*Task statement*. Report the number of lines containing "this", with no other words.

· · · ·

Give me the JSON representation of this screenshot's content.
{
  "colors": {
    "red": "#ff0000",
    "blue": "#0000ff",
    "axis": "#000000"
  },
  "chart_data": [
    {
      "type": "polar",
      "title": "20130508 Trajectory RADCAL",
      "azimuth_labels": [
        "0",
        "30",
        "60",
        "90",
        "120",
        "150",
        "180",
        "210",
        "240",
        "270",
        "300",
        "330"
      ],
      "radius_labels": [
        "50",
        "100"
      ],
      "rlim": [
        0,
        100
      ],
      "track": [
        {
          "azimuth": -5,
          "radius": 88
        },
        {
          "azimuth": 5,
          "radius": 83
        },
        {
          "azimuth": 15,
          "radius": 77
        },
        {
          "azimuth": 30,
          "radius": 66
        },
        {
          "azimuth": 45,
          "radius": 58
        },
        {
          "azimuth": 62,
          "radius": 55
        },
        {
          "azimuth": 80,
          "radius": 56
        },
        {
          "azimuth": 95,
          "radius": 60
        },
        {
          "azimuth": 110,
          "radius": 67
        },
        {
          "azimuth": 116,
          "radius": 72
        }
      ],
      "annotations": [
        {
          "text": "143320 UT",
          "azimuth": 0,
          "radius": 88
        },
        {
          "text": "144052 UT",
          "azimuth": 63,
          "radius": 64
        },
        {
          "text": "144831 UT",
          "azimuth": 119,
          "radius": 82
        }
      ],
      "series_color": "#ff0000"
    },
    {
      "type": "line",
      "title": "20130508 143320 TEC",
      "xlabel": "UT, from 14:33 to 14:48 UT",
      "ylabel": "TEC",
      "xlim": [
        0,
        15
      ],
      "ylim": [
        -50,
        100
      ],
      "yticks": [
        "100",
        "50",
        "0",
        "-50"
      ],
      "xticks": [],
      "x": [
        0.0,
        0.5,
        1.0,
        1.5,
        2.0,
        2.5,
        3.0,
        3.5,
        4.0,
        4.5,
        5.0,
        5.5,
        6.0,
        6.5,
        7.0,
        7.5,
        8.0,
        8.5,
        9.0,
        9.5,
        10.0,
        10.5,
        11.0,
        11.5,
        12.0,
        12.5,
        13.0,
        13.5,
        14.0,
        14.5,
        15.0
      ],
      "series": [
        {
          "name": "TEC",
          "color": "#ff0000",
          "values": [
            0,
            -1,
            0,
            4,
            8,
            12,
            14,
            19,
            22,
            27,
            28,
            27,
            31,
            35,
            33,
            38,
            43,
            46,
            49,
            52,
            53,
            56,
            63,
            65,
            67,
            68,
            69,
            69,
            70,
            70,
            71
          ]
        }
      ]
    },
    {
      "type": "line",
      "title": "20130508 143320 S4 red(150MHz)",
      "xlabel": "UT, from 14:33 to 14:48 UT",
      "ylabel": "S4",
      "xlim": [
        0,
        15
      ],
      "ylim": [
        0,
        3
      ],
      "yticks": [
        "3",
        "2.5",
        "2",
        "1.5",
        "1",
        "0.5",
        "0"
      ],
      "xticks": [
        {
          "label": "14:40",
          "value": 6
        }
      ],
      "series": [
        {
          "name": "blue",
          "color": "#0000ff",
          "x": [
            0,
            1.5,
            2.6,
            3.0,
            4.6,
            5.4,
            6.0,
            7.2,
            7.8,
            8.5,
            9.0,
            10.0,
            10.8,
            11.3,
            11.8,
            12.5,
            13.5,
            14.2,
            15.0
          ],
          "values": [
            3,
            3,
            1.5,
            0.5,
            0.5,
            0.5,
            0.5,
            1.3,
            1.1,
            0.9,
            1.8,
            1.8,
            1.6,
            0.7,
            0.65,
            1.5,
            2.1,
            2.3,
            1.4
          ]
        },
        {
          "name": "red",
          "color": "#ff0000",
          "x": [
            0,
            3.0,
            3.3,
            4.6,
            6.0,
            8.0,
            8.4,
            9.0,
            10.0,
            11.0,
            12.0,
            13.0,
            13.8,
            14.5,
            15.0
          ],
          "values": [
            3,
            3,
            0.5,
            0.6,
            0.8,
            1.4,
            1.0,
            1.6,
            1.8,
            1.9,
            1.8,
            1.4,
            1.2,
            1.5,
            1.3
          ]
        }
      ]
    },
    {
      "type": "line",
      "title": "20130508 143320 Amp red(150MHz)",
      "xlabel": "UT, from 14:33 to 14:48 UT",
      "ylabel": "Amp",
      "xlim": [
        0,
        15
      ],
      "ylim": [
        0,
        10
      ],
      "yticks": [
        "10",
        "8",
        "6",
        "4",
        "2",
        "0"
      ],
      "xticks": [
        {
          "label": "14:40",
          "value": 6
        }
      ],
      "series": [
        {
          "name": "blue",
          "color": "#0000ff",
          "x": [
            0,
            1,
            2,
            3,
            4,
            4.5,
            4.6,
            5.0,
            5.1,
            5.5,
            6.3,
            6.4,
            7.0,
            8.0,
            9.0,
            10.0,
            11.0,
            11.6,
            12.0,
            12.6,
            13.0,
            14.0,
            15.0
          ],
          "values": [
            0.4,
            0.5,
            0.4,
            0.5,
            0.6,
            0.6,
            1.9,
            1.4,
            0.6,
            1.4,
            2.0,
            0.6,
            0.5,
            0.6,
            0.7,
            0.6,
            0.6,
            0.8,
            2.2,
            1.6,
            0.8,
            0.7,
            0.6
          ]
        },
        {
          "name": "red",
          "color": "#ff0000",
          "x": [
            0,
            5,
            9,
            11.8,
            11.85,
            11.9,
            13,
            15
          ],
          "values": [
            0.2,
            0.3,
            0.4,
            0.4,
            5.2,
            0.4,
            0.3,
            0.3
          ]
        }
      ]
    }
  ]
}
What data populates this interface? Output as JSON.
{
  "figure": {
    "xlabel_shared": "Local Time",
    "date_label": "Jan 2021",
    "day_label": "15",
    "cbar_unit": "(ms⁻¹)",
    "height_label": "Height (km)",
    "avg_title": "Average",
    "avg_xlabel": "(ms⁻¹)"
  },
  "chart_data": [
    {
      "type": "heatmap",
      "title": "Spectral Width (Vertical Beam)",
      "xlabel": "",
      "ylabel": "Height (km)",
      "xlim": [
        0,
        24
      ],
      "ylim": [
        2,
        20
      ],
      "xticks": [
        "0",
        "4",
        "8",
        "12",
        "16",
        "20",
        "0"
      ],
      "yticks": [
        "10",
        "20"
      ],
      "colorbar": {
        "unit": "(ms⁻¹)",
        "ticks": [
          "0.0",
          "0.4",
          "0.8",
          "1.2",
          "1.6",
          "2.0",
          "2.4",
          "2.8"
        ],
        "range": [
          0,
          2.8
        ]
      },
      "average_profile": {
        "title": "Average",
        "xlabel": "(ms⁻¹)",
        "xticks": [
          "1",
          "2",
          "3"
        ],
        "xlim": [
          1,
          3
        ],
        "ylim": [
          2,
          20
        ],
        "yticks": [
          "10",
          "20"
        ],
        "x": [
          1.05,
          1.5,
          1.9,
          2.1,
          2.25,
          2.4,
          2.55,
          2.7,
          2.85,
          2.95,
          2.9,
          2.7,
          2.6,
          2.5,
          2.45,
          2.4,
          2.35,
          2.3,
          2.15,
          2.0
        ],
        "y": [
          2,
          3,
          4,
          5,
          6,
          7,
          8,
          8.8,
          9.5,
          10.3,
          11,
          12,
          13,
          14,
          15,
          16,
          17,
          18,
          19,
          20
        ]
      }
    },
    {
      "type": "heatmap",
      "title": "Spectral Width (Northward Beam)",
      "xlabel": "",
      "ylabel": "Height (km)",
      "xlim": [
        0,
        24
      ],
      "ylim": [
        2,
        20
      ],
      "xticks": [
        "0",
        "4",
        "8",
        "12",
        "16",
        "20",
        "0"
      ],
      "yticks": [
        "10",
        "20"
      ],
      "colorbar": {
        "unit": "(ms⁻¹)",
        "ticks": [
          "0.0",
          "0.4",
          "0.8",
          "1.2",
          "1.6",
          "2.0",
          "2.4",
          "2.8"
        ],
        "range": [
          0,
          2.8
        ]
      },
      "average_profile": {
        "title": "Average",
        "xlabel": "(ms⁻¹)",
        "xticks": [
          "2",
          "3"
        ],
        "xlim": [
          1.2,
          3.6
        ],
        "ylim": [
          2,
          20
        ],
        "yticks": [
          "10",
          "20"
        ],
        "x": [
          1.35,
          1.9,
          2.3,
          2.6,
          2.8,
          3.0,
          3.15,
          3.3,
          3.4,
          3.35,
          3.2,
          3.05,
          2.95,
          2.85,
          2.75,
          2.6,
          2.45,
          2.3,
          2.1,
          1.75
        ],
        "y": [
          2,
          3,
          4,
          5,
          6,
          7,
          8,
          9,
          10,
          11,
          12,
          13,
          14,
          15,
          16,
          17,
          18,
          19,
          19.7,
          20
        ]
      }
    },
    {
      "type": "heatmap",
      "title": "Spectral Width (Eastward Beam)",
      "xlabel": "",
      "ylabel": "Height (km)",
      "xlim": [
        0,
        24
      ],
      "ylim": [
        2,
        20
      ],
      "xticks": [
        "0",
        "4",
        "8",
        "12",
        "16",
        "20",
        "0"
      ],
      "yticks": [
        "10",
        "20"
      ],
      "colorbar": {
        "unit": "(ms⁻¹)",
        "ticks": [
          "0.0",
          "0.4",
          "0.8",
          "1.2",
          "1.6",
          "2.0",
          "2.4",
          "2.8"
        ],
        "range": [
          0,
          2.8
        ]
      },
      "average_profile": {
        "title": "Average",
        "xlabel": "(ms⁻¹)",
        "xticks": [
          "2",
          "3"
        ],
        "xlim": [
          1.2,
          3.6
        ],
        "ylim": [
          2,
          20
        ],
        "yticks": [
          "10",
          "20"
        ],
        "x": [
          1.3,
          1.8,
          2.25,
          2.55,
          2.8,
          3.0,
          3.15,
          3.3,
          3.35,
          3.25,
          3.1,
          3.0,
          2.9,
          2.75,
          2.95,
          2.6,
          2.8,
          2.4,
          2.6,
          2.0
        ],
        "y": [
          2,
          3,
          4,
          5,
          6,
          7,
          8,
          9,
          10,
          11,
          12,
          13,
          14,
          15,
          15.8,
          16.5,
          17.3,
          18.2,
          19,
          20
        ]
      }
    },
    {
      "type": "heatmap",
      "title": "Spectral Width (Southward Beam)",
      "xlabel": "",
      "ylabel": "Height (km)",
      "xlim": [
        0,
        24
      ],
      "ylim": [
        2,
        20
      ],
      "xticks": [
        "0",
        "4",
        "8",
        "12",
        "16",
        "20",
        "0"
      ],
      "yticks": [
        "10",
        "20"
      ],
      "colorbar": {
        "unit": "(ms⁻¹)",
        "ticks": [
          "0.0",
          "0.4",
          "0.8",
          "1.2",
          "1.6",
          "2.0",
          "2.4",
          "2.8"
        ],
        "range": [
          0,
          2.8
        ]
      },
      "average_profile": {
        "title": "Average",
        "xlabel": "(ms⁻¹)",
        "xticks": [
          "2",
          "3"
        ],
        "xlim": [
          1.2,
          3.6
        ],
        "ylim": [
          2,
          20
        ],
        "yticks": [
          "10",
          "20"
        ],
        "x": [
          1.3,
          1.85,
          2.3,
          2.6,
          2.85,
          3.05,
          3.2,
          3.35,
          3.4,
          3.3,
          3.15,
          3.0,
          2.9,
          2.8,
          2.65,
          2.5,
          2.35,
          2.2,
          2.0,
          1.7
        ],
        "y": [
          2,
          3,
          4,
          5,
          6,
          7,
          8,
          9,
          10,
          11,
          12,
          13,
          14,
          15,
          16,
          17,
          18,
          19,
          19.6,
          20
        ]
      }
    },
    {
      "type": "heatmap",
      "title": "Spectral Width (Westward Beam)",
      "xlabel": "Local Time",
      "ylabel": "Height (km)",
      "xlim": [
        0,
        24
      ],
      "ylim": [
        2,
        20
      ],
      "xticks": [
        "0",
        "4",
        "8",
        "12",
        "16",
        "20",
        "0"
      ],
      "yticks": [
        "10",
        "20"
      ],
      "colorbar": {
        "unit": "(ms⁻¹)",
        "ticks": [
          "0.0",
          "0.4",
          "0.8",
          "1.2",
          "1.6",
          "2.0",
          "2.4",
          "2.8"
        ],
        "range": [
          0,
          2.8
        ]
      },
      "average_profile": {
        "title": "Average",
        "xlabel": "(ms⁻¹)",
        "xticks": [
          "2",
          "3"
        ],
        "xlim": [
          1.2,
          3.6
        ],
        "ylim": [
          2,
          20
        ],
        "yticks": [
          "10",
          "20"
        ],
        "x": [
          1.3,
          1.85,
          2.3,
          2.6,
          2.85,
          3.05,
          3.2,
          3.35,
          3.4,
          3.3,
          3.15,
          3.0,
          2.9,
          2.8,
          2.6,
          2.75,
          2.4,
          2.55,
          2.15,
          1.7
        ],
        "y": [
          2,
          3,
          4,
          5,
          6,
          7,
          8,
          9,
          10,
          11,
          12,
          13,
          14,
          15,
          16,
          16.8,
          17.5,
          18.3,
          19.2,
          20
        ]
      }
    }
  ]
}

· · · ·

*Exercise answer*. 2